■ **JOB**
Copy the data that follows exactly. Include no pictures.

■ **DATA FOR THE TASK**
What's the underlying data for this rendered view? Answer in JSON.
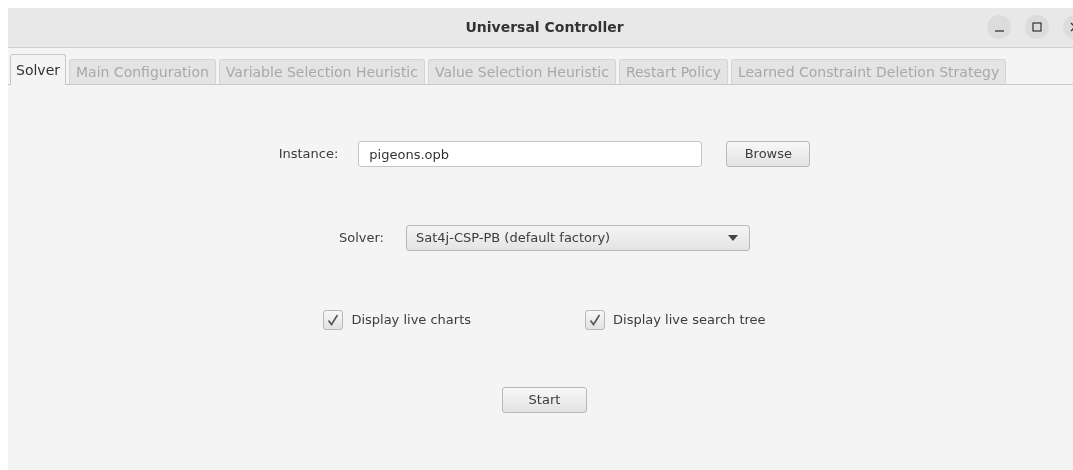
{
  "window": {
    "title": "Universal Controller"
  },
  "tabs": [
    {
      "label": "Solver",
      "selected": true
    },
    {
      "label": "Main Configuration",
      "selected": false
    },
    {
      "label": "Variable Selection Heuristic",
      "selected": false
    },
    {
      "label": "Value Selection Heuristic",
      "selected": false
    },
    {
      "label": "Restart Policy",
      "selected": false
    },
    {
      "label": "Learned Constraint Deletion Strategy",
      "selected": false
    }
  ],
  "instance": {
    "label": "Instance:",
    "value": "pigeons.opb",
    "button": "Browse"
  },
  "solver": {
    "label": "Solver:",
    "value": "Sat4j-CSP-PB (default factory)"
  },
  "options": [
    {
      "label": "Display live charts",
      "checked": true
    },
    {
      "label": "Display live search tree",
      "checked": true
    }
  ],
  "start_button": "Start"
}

■ **REPLY TO THE TASK**
What's the underlying data for this rendered view? Answer in JSON.
{
  "window": {
    "title": "Universal Controller"
  },
  "tabs": [
    {
      "label": "Solver",
      "selected": true
    },
    {
      "label": "Main Configuration",
      "selected": false
    },
    {
      "label": "Variable Selection Heuristic",
      "selected": false
    },
    {
      "label": "Value Selection Heuristic",
      "selected": false
    },
    {
      "label": "Restart Policy",
      "selected": false
    },
    {
      "label": "Learned Constraint Deletion Strategy",
      "selected": false
    }
  ],
  "instance": {
    "label": "Instance:",
    "value": "pigeons.opb",
    "button": "Browse"
  },
  "solver": {
    "label": "Solver:",
    "value": "Sat4j-CSP-PB (default factory)"
  },
  "options": [
    {
      "label": "Display live charts",
      "checked": true
    },
    {
      "label": "Display live search tree",
      "checked": true
    }
  ],
  "start_button": "Start"
}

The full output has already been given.